Restate the entire listing word for word.

Dataset listings of figures:
┌──

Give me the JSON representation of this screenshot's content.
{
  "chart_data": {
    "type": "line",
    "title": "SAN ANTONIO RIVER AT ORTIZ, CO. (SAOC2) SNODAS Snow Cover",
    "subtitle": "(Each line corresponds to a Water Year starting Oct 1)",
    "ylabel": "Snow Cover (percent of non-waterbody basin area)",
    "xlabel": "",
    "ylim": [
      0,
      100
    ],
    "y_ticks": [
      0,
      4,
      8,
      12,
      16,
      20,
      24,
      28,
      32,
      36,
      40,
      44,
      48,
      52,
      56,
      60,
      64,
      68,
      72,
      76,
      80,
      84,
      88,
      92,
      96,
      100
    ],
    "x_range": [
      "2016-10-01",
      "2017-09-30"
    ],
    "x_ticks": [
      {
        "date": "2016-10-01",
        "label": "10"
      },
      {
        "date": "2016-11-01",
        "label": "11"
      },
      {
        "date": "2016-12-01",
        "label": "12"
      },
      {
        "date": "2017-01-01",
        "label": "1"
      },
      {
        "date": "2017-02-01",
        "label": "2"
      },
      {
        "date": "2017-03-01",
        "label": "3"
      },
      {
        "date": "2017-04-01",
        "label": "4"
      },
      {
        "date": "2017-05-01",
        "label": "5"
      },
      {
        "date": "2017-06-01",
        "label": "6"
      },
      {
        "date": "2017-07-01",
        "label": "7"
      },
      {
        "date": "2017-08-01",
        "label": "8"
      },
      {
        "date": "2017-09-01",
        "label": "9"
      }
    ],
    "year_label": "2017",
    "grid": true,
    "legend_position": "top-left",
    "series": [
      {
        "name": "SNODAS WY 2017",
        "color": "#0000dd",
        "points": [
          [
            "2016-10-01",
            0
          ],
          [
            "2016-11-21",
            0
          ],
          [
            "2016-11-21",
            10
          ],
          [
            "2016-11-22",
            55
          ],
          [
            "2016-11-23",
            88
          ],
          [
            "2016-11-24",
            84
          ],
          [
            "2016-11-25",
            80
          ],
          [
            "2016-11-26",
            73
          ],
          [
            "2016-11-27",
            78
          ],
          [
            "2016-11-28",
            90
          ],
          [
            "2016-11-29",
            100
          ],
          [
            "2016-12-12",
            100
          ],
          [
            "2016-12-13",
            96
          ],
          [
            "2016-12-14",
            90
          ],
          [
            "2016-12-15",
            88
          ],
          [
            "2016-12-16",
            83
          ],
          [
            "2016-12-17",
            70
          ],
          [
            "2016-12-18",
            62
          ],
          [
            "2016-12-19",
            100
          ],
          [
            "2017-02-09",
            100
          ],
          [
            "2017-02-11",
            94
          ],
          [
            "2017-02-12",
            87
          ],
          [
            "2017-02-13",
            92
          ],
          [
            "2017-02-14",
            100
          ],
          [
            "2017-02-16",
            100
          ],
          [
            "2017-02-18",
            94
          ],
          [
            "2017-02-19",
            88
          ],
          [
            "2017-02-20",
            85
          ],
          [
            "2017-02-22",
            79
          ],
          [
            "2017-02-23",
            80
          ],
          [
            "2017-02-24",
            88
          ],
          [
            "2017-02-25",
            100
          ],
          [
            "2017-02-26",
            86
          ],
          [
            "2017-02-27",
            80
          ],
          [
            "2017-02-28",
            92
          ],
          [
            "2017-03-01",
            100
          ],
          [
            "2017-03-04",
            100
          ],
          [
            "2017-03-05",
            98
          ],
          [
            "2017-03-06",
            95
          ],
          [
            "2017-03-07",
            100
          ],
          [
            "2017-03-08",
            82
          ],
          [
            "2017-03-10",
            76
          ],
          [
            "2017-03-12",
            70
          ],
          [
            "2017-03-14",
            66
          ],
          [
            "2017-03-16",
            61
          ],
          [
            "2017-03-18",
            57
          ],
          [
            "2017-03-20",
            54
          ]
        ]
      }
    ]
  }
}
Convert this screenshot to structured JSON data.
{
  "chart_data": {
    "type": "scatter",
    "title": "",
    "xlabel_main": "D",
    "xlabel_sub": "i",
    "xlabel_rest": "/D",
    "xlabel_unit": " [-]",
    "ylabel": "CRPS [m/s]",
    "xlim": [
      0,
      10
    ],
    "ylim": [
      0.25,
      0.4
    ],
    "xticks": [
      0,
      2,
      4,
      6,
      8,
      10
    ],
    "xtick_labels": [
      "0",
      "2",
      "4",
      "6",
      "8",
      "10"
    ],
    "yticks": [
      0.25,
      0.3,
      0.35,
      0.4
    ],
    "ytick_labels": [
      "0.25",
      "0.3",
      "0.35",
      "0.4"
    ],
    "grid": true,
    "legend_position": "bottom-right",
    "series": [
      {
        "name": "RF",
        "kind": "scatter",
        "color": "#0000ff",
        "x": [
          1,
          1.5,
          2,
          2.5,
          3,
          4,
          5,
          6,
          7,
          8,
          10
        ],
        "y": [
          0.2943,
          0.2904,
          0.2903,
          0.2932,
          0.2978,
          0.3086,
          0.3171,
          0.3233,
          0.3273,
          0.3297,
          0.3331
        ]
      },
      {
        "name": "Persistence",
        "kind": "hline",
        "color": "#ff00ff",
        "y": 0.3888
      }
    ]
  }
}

└──

• **Result below**:
Give me the JSON representation of this screenshot's content.
{
  "chart_data": {
    "type": "line",
    "title": "SAN ANTONIO RIVER AT ORTIZ, CO. (SAOC2) SNODAS Snow Cover",
    "subtitle": "(Each line corresponds to a Water Year starting Oct 1)",
    "ylabel": "Snow Cover (percent of non-waterbody basin area)",
    "xlabel": "",
    "ylim": [
      0,
      100
    ],
    "y_ticks": [
      0,
      4,
      8,
      12,
      16,
      20,
      24,
      28,
      32,
      36,
      40,
      44,
      48,
      52,
      56,
      60,
      64,
      68,
      72,
      76,
      80,
      84,
      88,
      92,
      96,
      100
    ],
    "x_range": [
      "2016-10-01",
      "2017-09-30"
    ],
    "x_ticks": [
      {
        "date": "2016-10-01",
        "label": "10"
      },
      {
        "date": "2016-11-01",
        "label": "11"
      },
      {
        "date": "2016-12-01",
        "label": "12"
      },
      {
        "date": "2017-01-01",
        "label": "1"
      },
      {
        "date": "2017-02-01",
        "label": "2"
      },
      {
        "date": "2017-03-01",
        "label": "3"
      },
      {
        "date": "2017-04-01",
        "label": "4"
      },
      {
        "date": "2017-05-01",
        "label": "5"
      },
      {
        "date": "2017-06-01",
        "label": "6"
      },
      {
        "date": "2017-07-01",
        "label": "7"
      },
      {
        "date": "2017-08-01",
        "label": "8"
      },
      {
        "date": "2017-09-01",
        "label": "9"
      }
    ],
    "year_label": "2017",
    "grid": true,
    "legend_position": "top-left",
    "series": [
      {
        "name": "SNODAS WY 2017",
        "color": "#0000dd",
        "points": [
          [
            "2016-10-01",
            0
          ],
          [
            "2016-11-21",
            0
          ],
          [
            "2016-11-21",
            10
          ],
          [
            "2016-11-22",
            55
          ],
          [
            "2016-11-23",
            88
          ],
          [
            "2016-11-24",
            84
          ],
          [
            "2016-11-25",
            80
          ],
          [
            "2016-11-26",
            73
          ],
          [
            "2016-11-27",
            78
          ],
          [
            "2016-11-28",
            90
          ],
          [
            "2016-11-29",
            100
          ],
          [
            "2016-12-12",
            100
          ],
          [
            "2016-12-13",
            96
          ],
          [
            "2016-12-14",
            90
          ],
          [
            "2016-12-15",
            88
          ],
          [
            "2016-12-16",
            83
          ],
          [
            "2016-12-17",
            70
          ],
          [
            "2016-12-18",
            62
          ],
          [
            "2016-12-19",
            100
          ],
          [
            "2017-02-09",
            100
          ],
          [
            "2017-02-11",
            94
          ],
          [
            "2017-02-12",
            87
          ],
          [
            "2017-02-13",
            92
          ],
          [
            "2017-02-14",
            100
          ],
          [
            "2017-02-16",
            100
          ],
          [
            "2017-02-18",
            94
          ],
          [
            "2017-02-19",
            88
          ],
          [
            "2017-02-20",
            85
          ],
          [
            "2017-02-22",
            79
          ],
          [
            "2017-02-23",
            80
          ],
          [
            "2017-02-24",
            88
          ],
          [
            "2017-02-25",
            100
          ],
          [
            "2017-02-26",
            86
          ],
          [
            "2017-02-27",
            80
          ],
          [
            "2017-02-28",
            92
          ],
          [
            "2017-03-01",
            100
          ],
          [
            "2017-03-04",
            100
          ],
          [
            "2017-03-05",
            98
          ],
          [
            "2017-03-06",
            95
          ],
          [
            "2017-03-07",
            100
          ],
          [
            "2017-03-08",
            82
          ],
          [
            "2017-03-10",
            76
          ],
          [
            "2017-03-12",
            70
          ],
          [
            "2017-03-14",
            66
          ],
          [
            "2017-03-16",
            61
          ],
          [
            "2017-03-18",
            57
          ],
          [
            "2017-03-20",
            54
          ]
        ]
      }
    ]
  }
}
Convert this screenshot to structured JSON data.
{
  "chart_data": {
    "type": "scatter",
    "title": "",
    "xlabel_main": "D",
    "xlabel_sub": "i",
    "xlabel_rest": "/D",
    "xlabel_unit": " [-]",
    "ylabel": "CRPS [m/s]",
    "xlim": [
      0,
      10
    ],
    "ylim": [
      0.25,
      0.4
    ],
    "xticks": [
      0,
      2,
      4,
      6,
      8,
      10
    ],
    "xtick_labels": [
      "0",
      "2",
      "4",
      "6",
      "8",
      "10"
    ],
    "yticks": [
      0.25,
      0.3,
      0.35,
      0.4
    ],
    "ytick_labels": [
      "0.25",
      "0.3",
      "0.35",
      "0.4"
    ],
    "grid": true,
    "legend_position": "bottom-right",
    "series": [
      {
        "name": "RF",
        "kind": "scatter",
        "color": "#0000ff",
        "x": [
          1,
          1.5,
          2,
          2.5,
          3,
          4,
          5,
          6,
          7,
          8,
          10
        ],
        "y": [
          0.2943,
          0.2904,
          0.2903,
          0.2932,
          0.2978,
          0.3086,
          0.3171,
          0.3233,
          0.3273,
          0.3297,
          0.3331
        ]
      },
      {
        "name": "Persistence",
        "kind": "hline",
        "color": "#ff00ff",
        "y": 0.3888
      }
    ]
  }
}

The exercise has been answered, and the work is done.